◆ Exercise ◆
Look through the data below and return each line where "Price" appears.

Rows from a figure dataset
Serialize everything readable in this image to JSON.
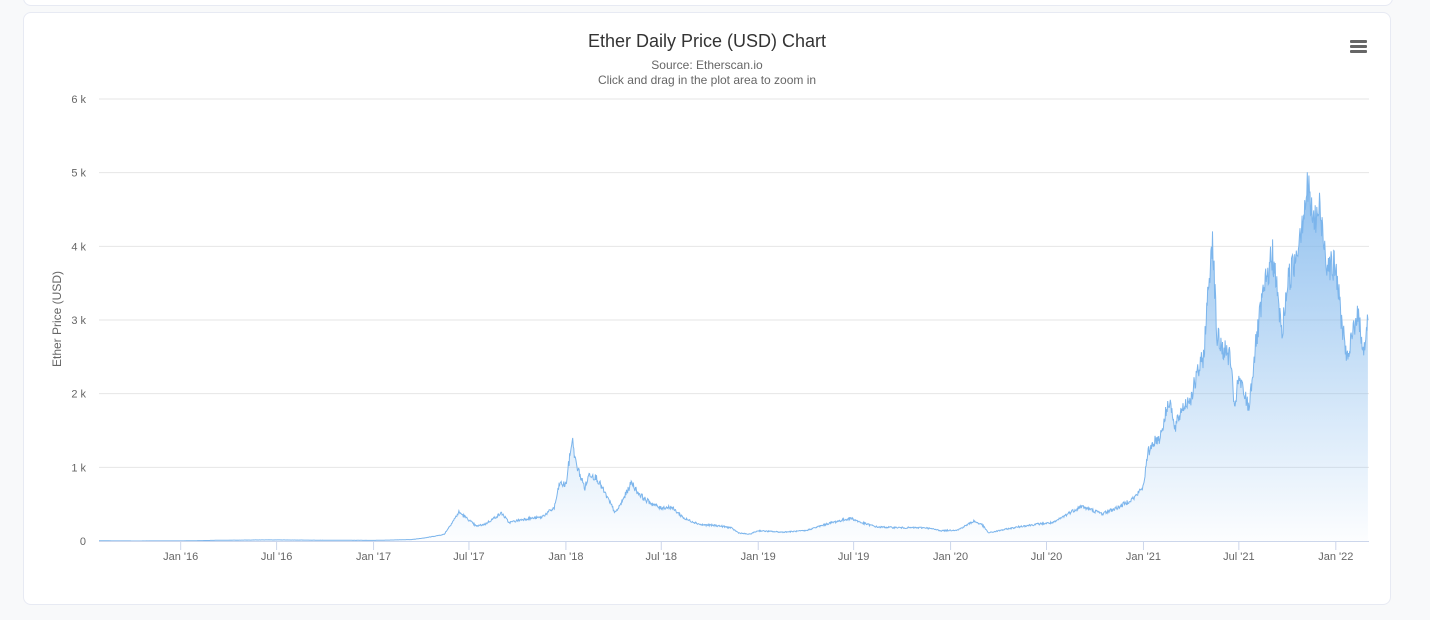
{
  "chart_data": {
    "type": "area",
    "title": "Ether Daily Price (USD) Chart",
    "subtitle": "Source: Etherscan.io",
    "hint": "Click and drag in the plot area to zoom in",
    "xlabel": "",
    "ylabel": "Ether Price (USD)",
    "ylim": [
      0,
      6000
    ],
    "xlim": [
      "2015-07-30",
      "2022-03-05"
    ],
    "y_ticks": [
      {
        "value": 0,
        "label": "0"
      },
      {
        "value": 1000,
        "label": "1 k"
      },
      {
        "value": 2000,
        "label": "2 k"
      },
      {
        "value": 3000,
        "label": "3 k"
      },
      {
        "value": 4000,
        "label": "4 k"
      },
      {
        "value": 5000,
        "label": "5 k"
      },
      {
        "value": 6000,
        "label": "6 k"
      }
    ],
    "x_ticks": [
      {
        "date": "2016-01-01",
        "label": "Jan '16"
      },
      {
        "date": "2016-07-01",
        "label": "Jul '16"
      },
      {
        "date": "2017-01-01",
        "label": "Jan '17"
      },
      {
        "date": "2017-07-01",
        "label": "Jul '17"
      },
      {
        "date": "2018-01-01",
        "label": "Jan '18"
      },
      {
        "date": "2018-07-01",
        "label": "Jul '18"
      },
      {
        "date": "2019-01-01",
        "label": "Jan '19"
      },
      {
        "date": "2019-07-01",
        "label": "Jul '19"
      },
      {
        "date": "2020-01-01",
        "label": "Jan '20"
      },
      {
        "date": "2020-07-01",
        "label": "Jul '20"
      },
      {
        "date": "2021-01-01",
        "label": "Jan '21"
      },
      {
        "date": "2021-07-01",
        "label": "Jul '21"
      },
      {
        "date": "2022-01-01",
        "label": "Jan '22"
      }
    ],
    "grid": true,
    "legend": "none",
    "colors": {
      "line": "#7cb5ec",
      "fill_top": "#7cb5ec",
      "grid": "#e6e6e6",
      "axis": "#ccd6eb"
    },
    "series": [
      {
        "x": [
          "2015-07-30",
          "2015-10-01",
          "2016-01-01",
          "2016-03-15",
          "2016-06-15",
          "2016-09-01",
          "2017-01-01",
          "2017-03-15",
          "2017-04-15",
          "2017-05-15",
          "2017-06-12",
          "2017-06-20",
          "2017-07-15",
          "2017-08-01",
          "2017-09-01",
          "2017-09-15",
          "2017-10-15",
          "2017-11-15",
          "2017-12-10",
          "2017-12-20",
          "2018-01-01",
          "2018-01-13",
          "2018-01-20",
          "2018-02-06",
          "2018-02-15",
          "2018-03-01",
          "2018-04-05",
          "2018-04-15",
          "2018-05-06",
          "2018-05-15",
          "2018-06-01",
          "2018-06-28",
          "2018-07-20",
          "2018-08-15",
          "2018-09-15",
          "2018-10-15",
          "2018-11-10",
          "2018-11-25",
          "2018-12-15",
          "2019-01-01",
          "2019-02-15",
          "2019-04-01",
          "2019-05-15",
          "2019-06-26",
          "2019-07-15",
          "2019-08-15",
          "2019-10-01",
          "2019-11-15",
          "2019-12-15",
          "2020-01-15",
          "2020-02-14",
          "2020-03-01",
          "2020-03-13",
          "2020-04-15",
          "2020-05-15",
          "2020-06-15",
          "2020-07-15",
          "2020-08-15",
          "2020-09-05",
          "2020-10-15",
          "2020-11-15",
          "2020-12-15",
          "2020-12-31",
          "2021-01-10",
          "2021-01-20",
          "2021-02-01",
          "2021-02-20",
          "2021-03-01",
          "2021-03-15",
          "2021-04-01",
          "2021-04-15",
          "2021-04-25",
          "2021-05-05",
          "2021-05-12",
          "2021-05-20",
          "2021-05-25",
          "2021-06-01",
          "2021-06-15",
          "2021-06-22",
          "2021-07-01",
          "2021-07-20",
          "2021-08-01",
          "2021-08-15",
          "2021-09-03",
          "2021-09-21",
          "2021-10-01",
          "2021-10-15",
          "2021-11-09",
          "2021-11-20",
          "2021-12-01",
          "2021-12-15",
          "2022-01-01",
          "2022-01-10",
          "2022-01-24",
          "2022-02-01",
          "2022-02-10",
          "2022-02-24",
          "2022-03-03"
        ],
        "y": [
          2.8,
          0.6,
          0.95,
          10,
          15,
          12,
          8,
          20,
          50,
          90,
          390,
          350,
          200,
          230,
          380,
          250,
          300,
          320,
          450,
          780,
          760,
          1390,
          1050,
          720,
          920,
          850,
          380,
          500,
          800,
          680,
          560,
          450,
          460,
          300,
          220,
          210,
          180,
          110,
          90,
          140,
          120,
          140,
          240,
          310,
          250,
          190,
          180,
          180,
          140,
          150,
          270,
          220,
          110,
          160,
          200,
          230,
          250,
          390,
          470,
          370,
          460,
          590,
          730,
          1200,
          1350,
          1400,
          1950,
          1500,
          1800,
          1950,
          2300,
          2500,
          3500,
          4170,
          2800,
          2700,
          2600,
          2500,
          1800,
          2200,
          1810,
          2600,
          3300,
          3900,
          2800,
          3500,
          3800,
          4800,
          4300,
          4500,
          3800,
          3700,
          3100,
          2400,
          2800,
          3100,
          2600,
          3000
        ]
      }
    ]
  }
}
...
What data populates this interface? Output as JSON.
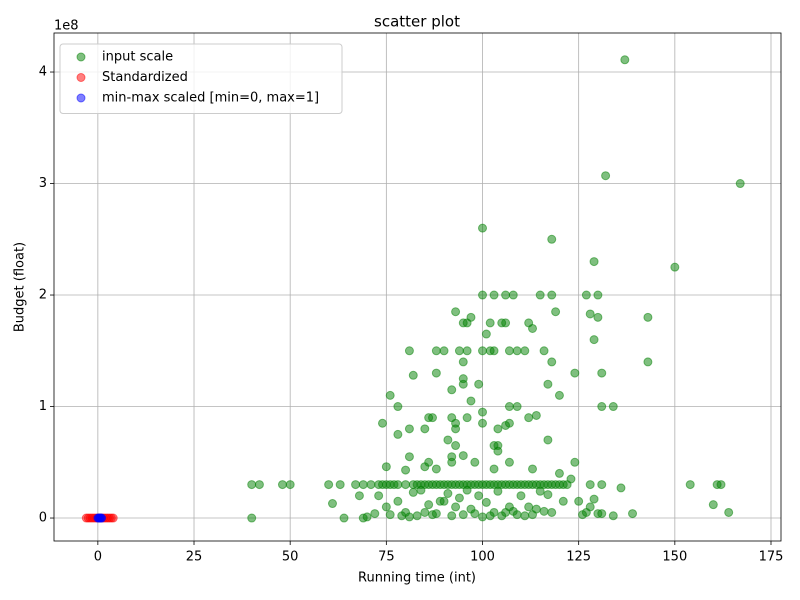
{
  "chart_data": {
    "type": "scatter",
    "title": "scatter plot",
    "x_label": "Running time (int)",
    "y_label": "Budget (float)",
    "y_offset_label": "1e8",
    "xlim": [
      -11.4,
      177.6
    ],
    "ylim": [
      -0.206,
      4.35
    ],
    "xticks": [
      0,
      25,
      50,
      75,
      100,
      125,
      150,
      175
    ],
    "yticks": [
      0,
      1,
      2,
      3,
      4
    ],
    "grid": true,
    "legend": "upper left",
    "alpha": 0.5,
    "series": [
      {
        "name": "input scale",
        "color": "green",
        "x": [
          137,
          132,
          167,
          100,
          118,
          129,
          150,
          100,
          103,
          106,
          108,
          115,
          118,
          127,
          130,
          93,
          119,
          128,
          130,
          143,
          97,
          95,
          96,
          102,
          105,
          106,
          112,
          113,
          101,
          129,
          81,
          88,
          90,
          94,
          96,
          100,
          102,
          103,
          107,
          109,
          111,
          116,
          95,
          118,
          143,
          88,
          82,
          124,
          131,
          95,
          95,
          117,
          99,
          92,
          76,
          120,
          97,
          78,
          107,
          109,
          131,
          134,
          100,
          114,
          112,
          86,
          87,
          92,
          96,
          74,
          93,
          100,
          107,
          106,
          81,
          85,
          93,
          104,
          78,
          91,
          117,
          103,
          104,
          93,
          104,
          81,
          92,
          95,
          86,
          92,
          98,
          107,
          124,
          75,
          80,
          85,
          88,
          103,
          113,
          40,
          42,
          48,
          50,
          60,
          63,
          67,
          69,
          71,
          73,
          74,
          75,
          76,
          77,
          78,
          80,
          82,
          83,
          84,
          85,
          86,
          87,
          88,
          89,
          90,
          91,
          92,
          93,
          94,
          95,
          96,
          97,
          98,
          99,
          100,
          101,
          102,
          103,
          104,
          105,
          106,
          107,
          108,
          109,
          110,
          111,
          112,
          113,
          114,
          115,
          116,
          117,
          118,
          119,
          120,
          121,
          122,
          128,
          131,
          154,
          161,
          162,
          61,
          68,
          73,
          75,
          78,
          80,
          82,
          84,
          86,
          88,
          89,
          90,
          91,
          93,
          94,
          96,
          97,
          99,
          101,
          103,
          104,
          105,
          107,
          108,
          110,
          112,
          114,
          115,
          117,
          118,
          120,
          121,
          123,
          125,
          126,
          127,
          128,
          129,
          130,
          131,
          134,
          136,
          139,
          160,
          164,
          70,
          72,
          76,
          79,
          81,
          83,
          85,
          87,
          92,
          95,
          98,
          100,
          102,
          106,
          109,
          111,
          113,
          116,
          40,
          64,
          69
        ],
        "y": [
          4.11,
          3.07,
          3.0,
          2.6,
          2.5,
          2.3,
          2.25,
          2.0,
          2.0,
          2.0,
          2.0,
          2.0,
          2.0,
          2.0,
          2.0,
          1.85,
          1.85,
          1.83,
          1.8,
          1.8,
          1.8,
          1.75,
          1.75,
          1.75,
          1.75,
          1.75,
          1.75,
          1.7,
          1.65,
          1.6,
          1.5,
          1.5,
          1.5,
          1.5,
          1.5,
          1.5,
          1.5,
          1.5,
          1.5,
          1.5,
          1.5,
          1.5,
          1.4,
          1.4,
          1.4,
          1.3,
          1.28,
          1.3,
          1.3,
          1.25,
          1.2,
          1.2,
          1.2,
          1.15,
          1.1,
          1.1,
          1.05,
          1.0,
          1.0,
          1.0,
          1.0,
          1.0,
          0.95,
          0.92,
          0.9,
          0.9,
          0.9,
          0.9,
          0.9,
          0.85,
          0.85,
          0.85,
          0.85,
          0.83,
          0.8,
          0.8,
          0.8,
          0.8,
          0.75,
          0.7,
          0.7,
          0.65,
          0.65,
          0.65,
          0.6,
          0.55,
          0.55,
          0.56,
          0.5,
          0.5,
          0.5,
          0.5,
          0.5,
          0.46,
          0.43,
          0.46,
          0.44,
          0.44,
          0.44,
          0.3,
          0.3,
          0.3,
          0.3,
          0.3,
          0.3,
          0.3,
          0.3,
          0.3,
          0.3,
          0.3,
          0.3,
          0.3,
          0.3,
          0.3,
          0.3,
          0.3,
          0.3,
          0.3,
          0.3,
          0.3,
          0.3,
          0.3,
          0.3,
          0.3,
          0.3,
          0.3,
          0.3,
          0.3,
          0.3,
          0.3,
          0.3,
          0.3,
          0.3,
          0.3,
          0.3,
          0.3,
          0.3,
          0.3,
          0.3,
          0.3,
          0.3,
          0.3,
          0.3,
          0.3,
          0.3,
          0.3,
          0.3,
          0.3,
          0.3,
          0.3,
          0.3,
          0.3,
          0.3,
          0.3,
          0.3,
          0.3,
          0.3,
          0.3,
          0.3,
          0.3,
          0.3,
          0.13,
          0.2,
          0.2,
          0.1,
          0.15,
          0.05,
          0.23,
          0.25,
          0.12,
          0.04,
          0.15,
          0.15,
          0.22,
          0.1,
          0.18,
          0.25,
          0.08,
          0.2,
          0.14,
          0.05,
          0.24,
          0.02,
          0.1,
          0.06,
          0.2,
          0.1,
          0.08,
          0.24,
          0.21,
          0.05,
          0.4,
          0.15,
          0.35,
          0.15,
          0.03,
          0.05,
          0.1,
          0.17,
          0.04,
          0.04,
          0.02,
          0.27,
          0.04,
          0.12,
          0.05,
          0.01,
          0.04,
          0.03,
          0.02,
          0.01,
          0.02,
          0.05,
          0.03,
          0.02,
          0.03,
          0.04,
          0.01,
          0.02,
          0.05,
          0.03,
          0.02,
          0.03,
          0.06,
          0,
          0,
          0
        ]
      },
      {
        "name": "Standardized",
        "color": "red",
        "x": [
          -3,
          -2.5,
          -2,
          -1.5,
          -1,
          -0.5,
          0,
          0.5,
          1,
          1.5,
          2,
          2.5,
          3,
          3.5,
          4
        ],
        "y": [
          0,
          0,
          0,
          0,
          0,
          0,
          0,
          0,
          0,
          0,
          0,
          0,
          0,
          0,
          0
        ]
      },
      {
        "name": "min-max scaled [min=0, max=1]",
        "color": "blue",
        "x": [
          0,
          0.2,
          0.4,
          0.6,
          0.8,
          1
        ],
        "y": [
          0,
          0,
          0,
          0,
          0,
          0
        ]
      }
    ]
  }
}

◆ Result of this exercise ◆
    "title": "Ether Daily Price (USD) Chart",
    "ylabel": "Ether Price (USD)",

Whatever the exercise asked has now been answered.